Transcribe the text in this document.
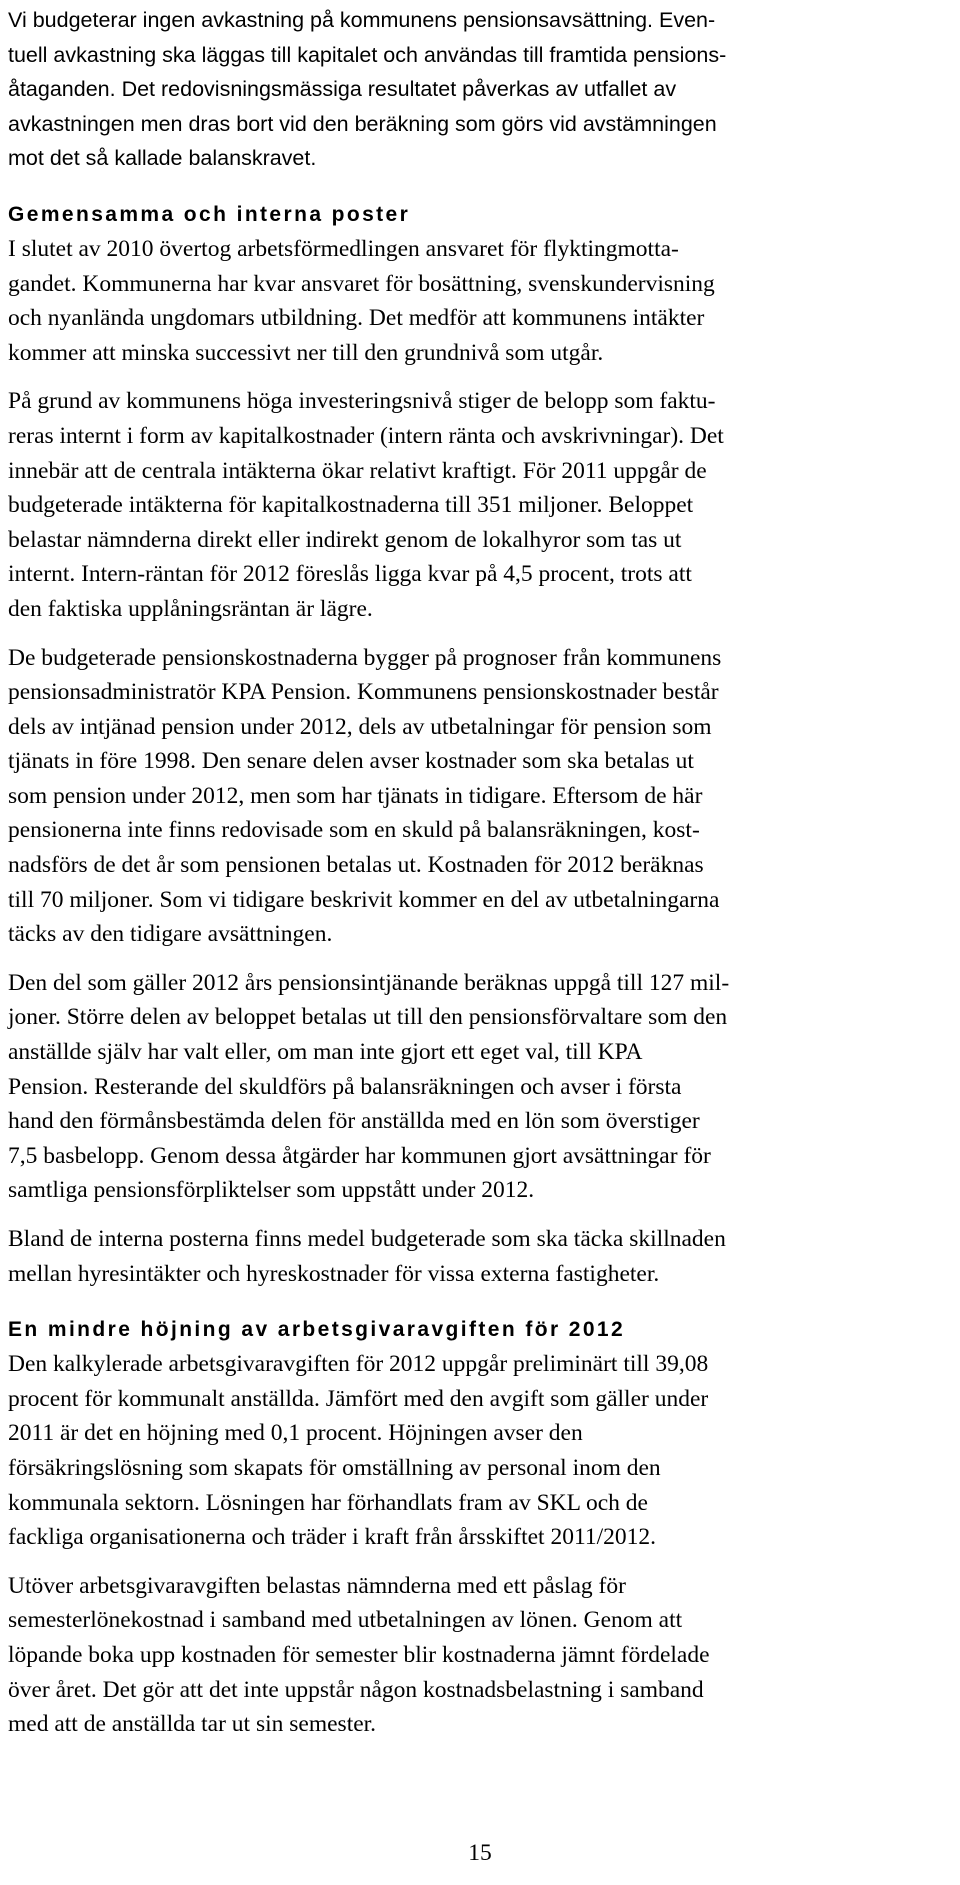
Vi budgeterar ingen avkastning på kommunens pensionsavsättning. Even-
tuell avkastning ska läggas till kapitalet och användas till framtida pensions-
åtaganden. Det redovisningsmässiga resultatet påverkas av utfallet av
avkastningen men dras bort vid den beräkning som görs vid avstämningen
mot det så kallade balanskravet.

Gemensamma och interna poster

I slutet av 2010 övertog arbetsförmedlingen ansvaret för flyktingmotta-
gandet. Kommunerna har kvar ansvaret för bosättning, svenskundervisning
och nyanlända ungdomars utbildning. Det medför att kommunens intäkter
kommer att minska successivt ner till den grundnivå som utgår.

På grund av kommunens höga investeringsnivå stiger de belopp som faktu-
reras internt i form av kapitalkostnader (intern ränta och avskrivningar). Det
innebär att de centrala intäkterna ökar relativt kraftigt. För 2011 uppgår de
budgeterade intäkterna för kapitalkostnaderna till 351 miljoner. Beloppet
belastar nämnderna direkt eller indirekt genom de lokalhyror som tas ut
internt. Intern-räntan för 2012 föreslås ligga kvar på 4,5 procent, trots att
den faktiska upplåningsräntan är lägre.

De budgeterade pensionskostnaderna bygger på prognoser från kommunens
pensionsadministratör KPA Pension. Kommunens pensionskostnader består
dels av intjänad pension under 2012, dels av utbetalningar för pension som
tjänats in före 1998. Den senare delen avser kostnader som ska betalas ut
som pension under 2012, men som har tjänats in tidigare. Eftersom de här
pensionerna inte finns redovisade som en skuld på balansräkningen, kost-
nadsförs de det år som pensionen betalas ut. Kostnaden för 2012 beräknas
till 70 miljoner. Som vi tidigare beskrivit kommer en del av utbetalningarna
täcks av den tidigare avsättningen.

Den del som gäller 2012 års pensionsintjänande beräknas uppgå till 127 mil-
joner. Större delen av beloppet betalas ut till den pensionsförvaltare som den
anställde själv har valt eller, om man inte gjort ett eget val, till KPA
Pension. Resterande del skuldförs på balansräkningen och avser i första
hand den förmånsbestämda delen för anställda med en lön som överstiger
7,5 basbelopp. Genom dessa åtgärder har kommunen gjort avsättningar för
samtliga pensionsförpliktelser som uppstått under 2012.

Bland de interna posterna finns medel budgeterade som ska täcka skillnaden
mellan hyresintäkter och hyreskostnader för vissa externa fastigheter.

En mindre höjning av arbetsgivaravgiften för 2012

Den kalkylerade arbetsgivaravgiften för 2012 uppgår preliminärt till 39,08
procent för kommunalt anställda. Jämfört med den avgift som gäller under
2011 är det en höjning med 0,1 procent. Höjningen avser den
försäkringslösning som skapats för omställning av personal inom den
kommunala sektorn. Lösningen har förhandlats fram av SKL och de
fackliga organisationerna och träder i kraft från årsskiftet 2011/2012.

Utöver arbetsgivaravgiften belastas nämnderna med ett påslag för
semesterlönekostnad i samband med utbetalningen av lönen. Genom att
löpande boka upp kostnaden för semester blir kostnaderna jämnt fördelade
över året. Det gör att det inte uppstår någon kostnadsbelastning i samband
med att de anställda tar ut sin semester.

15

### PROBLEM REQUIREMENTS
Each line of the entries above that has the word "balansräkningen" is to be copied.

### RESPONSE TO THE EXERCISE
pensionerna inte finns redovisade som en skuld på balansräkningen, kost-
Pension. Resterande del skuldförs på balansräkningen och avser i första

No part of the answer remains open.